» **What the exercise asks**: Write the entries out again exactly as they stand, but without the pictures.

» **Data provided**:

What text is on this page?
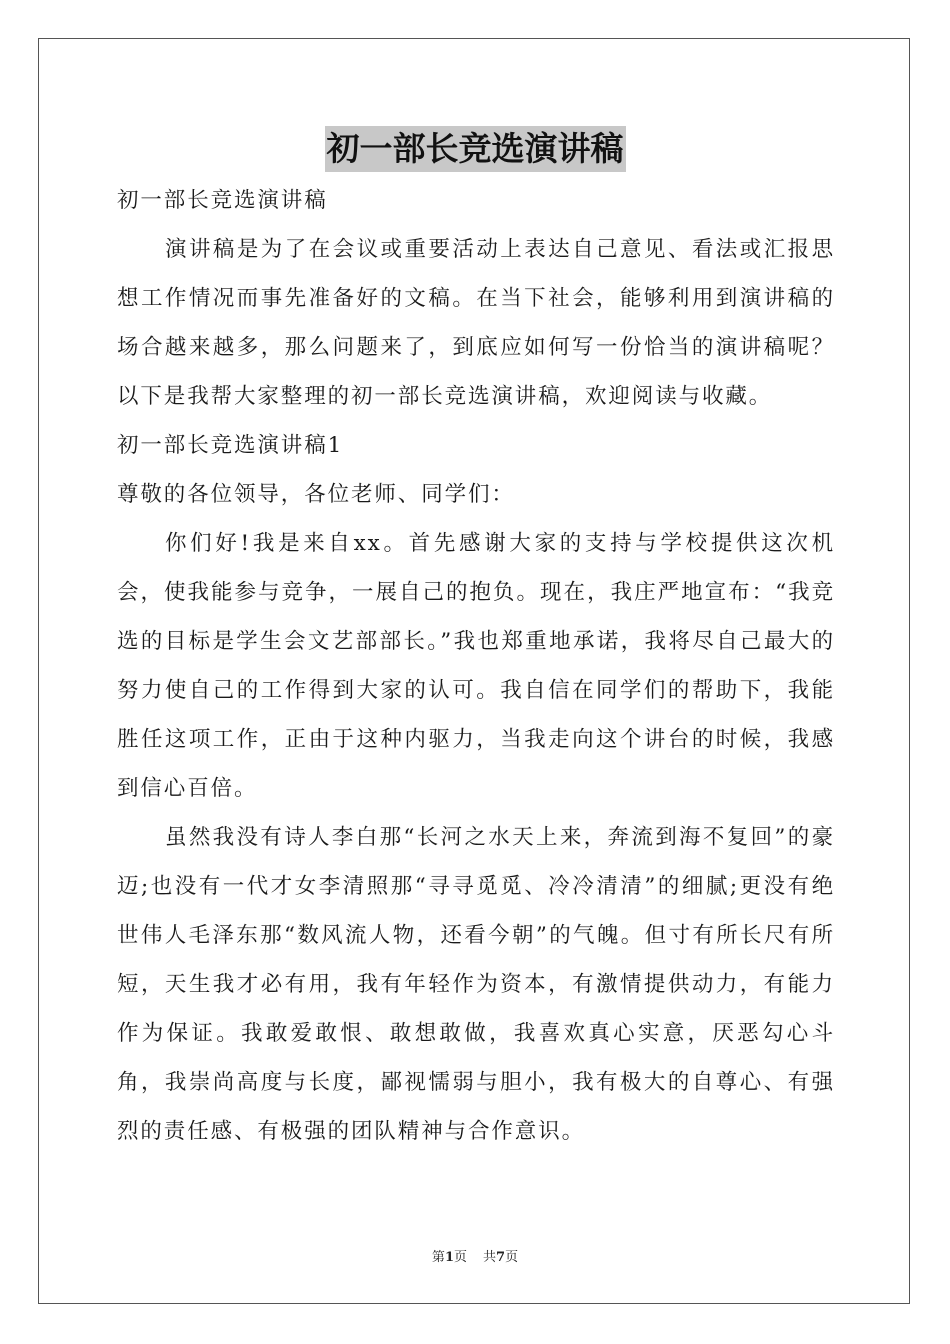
初一部长竞选演讲稿
初一部长竞选演讲稿

演讲稿是为了在会议或重要活动上表达自己意见、看法或汇报思想工作情况而事先准备好的文稿。在当下社会，能够利用到演讲稿的场合越来越多，那么问题来了，到底应如何写一份恰当的演讲稿呢？以下是我帮大家整理的初一部长竞选演讲稿，欢迎阅读与收藏。

初一部长竞选演讲稿1
尊敬的各位领导，各位老师、同学们：

你们好!我是来自xx。首先感谢大家的支持与学校提供这次机会，使我能参与竞争，一展自己的抱负。现在，我庄严地宣布：“我竞选的目标是学生会文艺部部长。”我也郑重地承诺，我将尽自己最大的努力使自己的工作得到大家的认可。我自信在同学们的帮助下，我能胜任这项工作，正由于这种内驱力，当我走向这个讲台的时候，我感到信心百倍。

虽然我没有诗人李白那“长河之水天上来，奔流到海不复回”的豪迈;也没有一代才女李清照那“寻寻觅觅、冷冷清清”的细腻;更没有绝世伟人毛泽东那“数风流人物，还看今朝”的气魄。但寸有所长尺有所短，天生我才必有用，我有年轻作为资本，有激情提供动力，有能力作为保证。我敢爱敢恨、敢想敢做，我喜欢真心实意，厌恶勾心斗角，我崇尚高度与长度，鄙视懦弱与胆小，我有极大的自尊心、有强烈的责任感、有极强的团队精神与合作意识。

第1页 共7页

» **Answer to the problem**:
What text is on this page?
初一部长竞选演讲稿
初一部长竞选演讲稿

演讲稿是为了在会议或重要活动上表达自己意见、看法或汇报思想工作情况而事先准备好的文稿。在当下社会，能够利用到演讲稿的场合越来越多，那么问题来了，到底应如何写一份恰当的演讲稿呢？以下是我帮大家整理的初一部长竞选演讲稿，欢迎阅读与收藏。

初一部长竞选演讲稿1
尊敬的各位领导，各位老师、同学们：

你们好!我是来自xx。首先感谢大家的支持与学校提供这次机会，使我能参与竞争，一展自己的抱负。现在，我庄严地宣布：“我竞选的目标是学生会文艺部部长。”我也郑重地承诺，我将尽自己最大的努力使自己的工作得到大家的认可。我自信在同学们的帮助下，我能胜任这项工作，正由于这种内驱力，当我走向这个讲台的时候，我感到信心百倍。

虽然我没有诗人李白那“长河之水天上来，奔流到海不复回”的豪迈;也没有一代才女李清照那“寻寻觅觅、冷冷清清”的细腻;更没有绝世伟人毛泽东那“数风流人物，还看今朝”的气魄。但寸有所长尺有所短，天生我才必有用，我有年轻作为资本，有激情提供动力，有能力作为保证。我敢爱敢恨、敢想敢做，我喜欢真心实意，厌恶勾心斗角，我崇尚高度与长度，鄙视懦弱与胆小，我有极大的自尊心、有强烈的责任感、有极强的团队精神与合作意识。

第1页 共7页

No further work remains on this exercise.